## START Text segment

Report: Producer Scott Rudin Plans NYC Stage Return, Broadway Runs of Works From Samuel D. Hunter, David Hare, Bruce Norris, More | Playbill

Industry News Report: Producer Scott Rudin Plans NYC Stage Return, Broadway Runs of Works From Samuel D. Hunter, David Hare, Bruce Norris, More

The multiple Tony winner has been largely absent from the theatre world since reports emerged about his abusive behavior behind the scenes.

Scott Rudin Featureflash Photo Agency/Shutterstock.com

Tony-winning producer Scott Rudin is planning a return to the New York theatre world, according to a piece in The New York Times. Rudin has been largely absent from producing since reports emerged of his abusive behavior to subordinates behind the scenes.

Though such reports have been published periodically over his career, Rudin stepped away from his professional life following 2021 articles in The Hollywood Reporter and New York Magazine. Published in the wake of the #MeToo movement, both resulted in renewed calls for Rudin to be barred from the industry. Rudin ultimately announced that he would “step back” from Broadway productions and film projects and resign from The Broadway League, installing Kate Horton as executive producer of his then-developing Broadway revival of The Music Man. That revival would open at the Winter Garden Theatre in 2022 starring Hugh Jackman and Sutton Foster.

## END Text segment

Challenges
A – Can you condense the paragraph beginning "Though such reports have been published" in the Scott Rudin report into a short bulleted list of its main facts?
B – Could you write the next part of the Scott Rudin report, picking up after its final sentence?

## START Extracted records

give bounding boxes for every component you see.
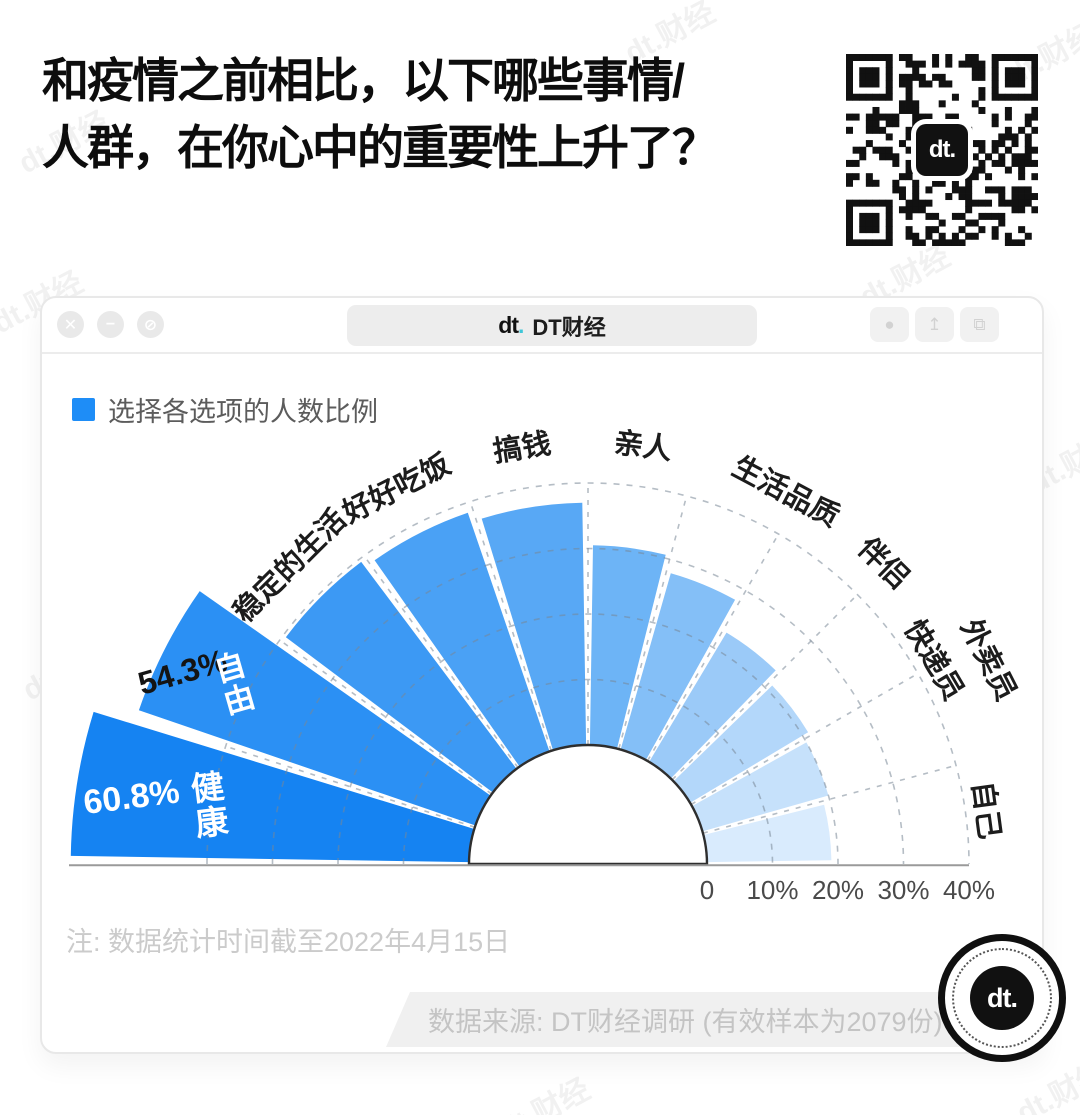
browser-window: ✕ − ⊘ dt. DT财经 ● ↥ ⧉ 选择各选项的人数比例 0 10% 20% 3… <box>40 296 1044 1054</box>
grid-radial <box>702 764 957 834</box>
grid-radial <box>279 639 493 795</box>
title-line-1: 和疫情之前相比，以下哪些事情/ <box>42 54 685 107</box>
grid-ring <box>206 482 970 865</box>
watermark-text: dt.财经 <box>494 1072 596 1115</box>
minimize-icon[interactable]: − <box>97 311 124 338</box>
axis-tick-label: 30% <box>877 875 929 905</box>
chart-bar-1 <box>138 591 491 826</box>
grid-radial <box>646 533 780 762</box>
chart-bar-4 <box>481 502 587 751</box>
qr-code: dt. <box>846 54 1039 247</box>
chart-legend: 选择各选项的人数比例 <box>72 390 378 429</box>
tab-circle-icon[interactable]: ● <box>870 307 909 342</box>
dt-logo-icon: dt. <box>970 966 1034 1030</box>
address-bar[interactable]: dt. DT财经 <box>347 305 757 346</box>
chart-bar-2 <box>285 561 517 793</box>
dotted-ring <box>952 948 1052 1048</box>
chart-bar-10 <box>703 804 832 863</box>
dt-logo-icon: dt. <box>498 312 524 338</box>
legend-label: 选择各选项的人数比例 <box>108 397 378 427</box>
grid-radial <box>690 672 919 806</box>
chart-inner-hole <box>467 743 709 866</box>
axis-tick-label: 20% <box>812 875 864 905</box>
chart-bar-0 <box>70 711 475 863</box>
category-label: 亲人 <box>612 426 674 466</box>
chart-bar-3 <box>374 512 550 767</box>
chart-bar-6 <box>620 573 736 760</box>
qr-pattern <box>846 54 1039 247</box>
category-label: 伴侣 <box>850 531 915 596</box>
site-name: DT财经 <box>532 314 606 340</box>
axis-tick-label: 40% <box>943 875 995 905</box>
chart-bar-8 <box>673 685 809 803</box>
grid-ring <box>402 678 774 865</box>
page-title: 和疫情之前相比，以下哪些事情/ 人群，在你心中的重要性上升了？ <box>42 48 842 181</box>
axis-tick-label: 0 <box>700 875 714 905</box>
overlap-windows-icon[interactable]: ⧉ <box>960 307 999 342</box>
grid-ring <box>337 613 839 865</box>
grid-radial <box>363 555 519 769</box>
dt-round-logo: dt. <box>938 934 1066 1062</box>
source-banner: 数据来源: DT财经调研 (有效样本为2079份) <box>386 992 1040 1047</box>
grid-radial <box>671 594 858 781</box>
category-label: 健康 <box>189 767 232 843</box>
category-label: 好好吃饭 <box>337 447 456 530</box>
source-text: 数据来源: DT财经调研 (有效样本为2079份) <box>428 1007 943 1037</box>
grid-radial <box>618 495 688 750</box>
axis-tick-label: 10% <box>746 875 798 905</box>
title-line-2: 人群，在你心中的重要性上升了？ <box>42 120 719 174</box>
share-icon[interactable]: ↥ <box>915 307 954 342</box>
chart-note: 注: 数据统计时间截至2022年4月15日 <box>66 927 511 957</box>
chart-bar-5 <box>589 545 666 749</box>
qr-center-logo: dt. <box>916 124 968 176</box>
titlebar-divider <box>42 352 1042 354</box>
grid-radial <box>469 501 552 752</box>
category-label: 搞钱 <box>491 427 553 469</box>
chart-bar-9 <box>692 742 829 832</box>
grid-radial <box>225 745 476 828</box>
legend-swatch <box>72 398 95 421</box>
category-label: 自己 <box>966 779 1006 841</box>
close-icon[interactable]: ✕ <box>57 311 84 338</box>
category-label: 生活品质 <box>727 450 845 534</box>
block-icon[interactable]: ⊘ <box>137 311 164 338</box>
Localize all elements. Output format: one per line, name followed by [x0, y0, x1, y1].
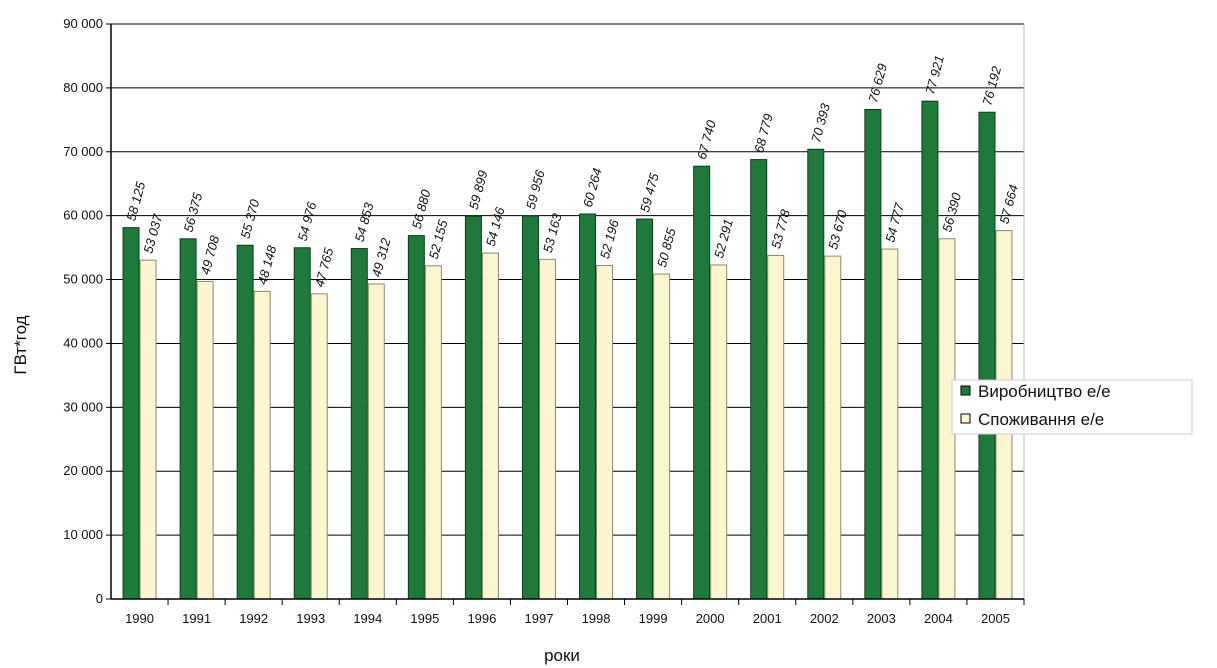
- data-label-production: 59 475: [637, 171, 662, 214]
- x-axis-title: роки: [544, 646, 580, 665]
- data-label-production: 54 853: [352, 200, 377, 243]
- bar-production: [921, 100, 939, 600]
- data-label-consumption: 47 765: [312, 246, 337, 289]
- legend-swatch-production: [960, 385, 971, 396]
- x-tick-label: 2005: [981, 611, 1010, 626]
- data-label-production: 55 370: [238, 197, 263, 240]
- bar-consumption: [310, 293, 328, 600]
- data-label-consumption: 54 146: [483, 205, 508, 248]
- bar-consumption: [424, 265, 442, 600]
- bar-consumption: [767, 254, 785, 600]
- y-tick-label: 40 000: [63, 335, 103, 350]
- data-label-consumption: 56 390: [939, 190, 964, 233]
- x-tick-label: 2000: [696, 611, 725, 626]
- bars: [122, 100, 1013, 600]
- bar-consumption: [596, 265, 614, 600]
- bar-production: [579, 213, 597, 600]
- data-label-production: 77 921: [922, 54, 947, 96]
- bar-production: [179, 238, 197, 600]
- x-tick-label: 1994: [353, 611, 382, 626]
- x-tick-label: 2002: [810, 611, 839, 626]
- data-label-consumption: 52 155: [426, 218, 451, 261]
- y-tick-label: 30 000: [63, 399, 103, 414]
- x-tick-label: 1998: [582, 611, 611, 626]
- bar-consumption: [710, 264, 728, 600]
- data-label-consumption: 53 163: [540, 211, 565, 254]
- bar-consumption: [653, 273, 671, 600]
- bar-consumption: [253, 290, 271, 600]
- y-tick-label: 60 000: [63, 208, 103, 223]
- bar-production: [693, 165, 711, 600]
- x-tick-label: 2001: [753, 611, 782, 626]
- bar-production: [407, 235, 425, 600]
- legend-label-production: Виробництво е/е: [978, 382, 1111, 401]
- data-label-consumption: 53 037: [140, 212, 165, 255]
- bar-consumption: [824, 255, 842, 600]
- legend-swatch-consumption: [960, 413, 971, 424]
- bar-consumption: [881, 248, 899, 600]
- x-tick-label: 1991: [182, 611, 211, 626]
- x-tick-label: 1993: [296, 611, 325, 626]
- data-label-production: 76 192: [979, 64, 1004, 107]
- legend-box: [951, 379, 1193, 435]
- x-tick-label: 1996: [467, 611, 496, 626]
- bar-production: [236, 244, 254, 600]
- data-label-consumption: 49 312: [369, 236, 394, 279]
- x-axis-ticks: 1990 1991 1992 1993 1994 1995 1996 1997 1998 1999…: [125, 599, 1025, 626]
- bar-consumption: [367, 283, 385, 600]
- data-label-consumption: 53 670: [825, 208, 850, 251]
- y-tick-label: 90 000: [63, 16, 103, 31]
- legend-label-consumption: Споживання е/е: [978, 410, 1104, 429]
- bar-production: [122, 227, 140, 600]
- bar-production: [978, 111, 996, 600]
- bar-production: [293, 247, 311, 600]
- data-label-production: 59 956: [523, 168, 548, 211]
- y-tick-label: 20 000: [63, 463, 103, 478]
- bar-consumption: [481, 252, 499, 600]
- data-label-consumption: 54 777: [882, 201, 907, 244]
- data-label-production: 76 629: [865, 62, 890, 104]
- x-tick-label: 1992: [239, 611, 268, 626]
- bar-production: [464, 215, 482, 600]
- bar-production: [750, 159, 768, 600]
- data-label-production: 59 899: [466, 169, 491, 211]
- x-tick-label: 1999: [639, 611, 668, 626]
- bar-production: [864, 108, 882, 600]
- data-label-production: 54 976: [295, 200, 320, 243]
- bar-consumption: [538, 258, 556, 600]
- data-label-production: 56 375: [181, 191, 206, 234]
- y-tick-label: 0: [96, 591, 103, 606]
- bar-production: [521, 215, 539, 600]
- data-label-consumption: 52 196: [597, 217, 622, 260]
- bar-production: [636, 218, 654, 600]
- data-label-consumption: 49 708: [198, 233, 223, 276]
- x-tick-label: 1990: [125, 611, 154, 626]
- bar-production: [350, 248, 368, 600]
- x-tick-label: 2004: [924, 611, 953, 626]
- data-label-production: 56 880: [409, 187, 434, 230]
- data-label-production: 68 779: [751, 112, 776, 154]
- y-axis-ticks: 0 10 000 20 000 30 000 40 000 50 000 60 000 70 …: [63, 16, 111, 606]
- data-label-consumption: 57 664: [996, 183, 1021, 225]
- data-label-consumption: 50 855: [654, 226, 679, 269]
- y-tick-label: 70 000: [63, 144, 103, 159]
- y-tick-label: 80 000: [63, 80, 103, 95]
- y-tick-label: 10 000: [63, 527, 103, 542]
- data-label-production: 70 393: [808, 101, 833, 144]
- bar-consumption: [196, 280, 214, 600]
- data-label-production: 60 264: [580, 166, 605, 208]
- bar-consumption: [139, 259, 157, 600]
- data-label-consumption: 53 778: [768, 207, 793, 250]
- data-label-consumption: 52 291: [711, 217, 736, 259]
- bar-production: [807, 148, 825, 600]
- legend: Виробництво е/е Споживання е/е: [951, 379, 1193, 435]
- x-tick-label: 1995: [410, 611, 439, 626]
- y-tick-label: 50 000: [63, 272, 103, 287]
- data-label-production: 67 740: [694, 118, 719, 161]
- y-axis-title: ГВт*год: [11, 315, 30, 374]
- x-tick-label: 1997: [525, 611, 554, 626]
- x-tick-label: 2003: [867, 611, 896, 626]
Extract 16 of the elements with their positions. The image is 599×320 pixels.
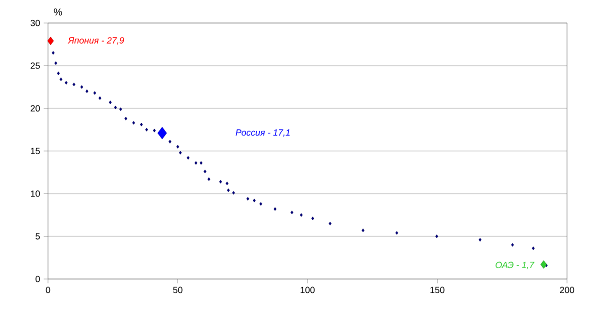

## END Extracted records

Answers
A –
- Reports of Rudin's behavior had appeared periodically throughout his career.
- He stepped away from his professional life after 2021 articles in The Hollywood Reporter and New York Magazine.
- Those articles, published after the #MeToo movement began, led to renewed calls to bar him from the industry.
- Rudin said he would "step back" from Broadway and film projects and resign from The Broadway League.
- He installed Kate Horton as executive producer of his Broadway revival of The Music Man, which was still in development.
- The revival opened at the Winter Garden Theatre in 2022, starring Hugh Jackman and Sutton Foster.

B –
It remains unclear if Rudin has re-joined The Broadway League, which did not return the New York Times' request for comment.

Among the projects Rudin has in the works, according to the Times, are a Broadway run of Samuel D. Hunter's Little Bear Ridge Road this fall, which would follow its world premiere at Chicago's Steppenwolf Theater Company last year. The play would reportedly star Laurie Metcalf, a frequent Rudin collaborator, and be directed by Tony winner Joe Mantello (Here We AreWicked). In the spring, Rudin plans to bring a new play by David HareMontauk, to Broadway, also starring Metcalf and directed by Mantello. A revival of Arthur Miller's Death of a Salesman, starring Nathan Lane and Metcalf, is planned for the 2026-2027 Broadway season, also directed by Mantello.

Metcalf and Mantello aside, Rudin also plans to bring Bruce Norris' Cottonfield to Broadway this fall with Robert O'Hara directing, and an Off-Broadway run of Wallace Shawn's What We Did Before Our Moth Days, to be directed by Shawn's My Dinner With André co-star, André Gregory.

Asked if he plans to return to film producing as well, Rudin told the Times that he's starting with these stage projects.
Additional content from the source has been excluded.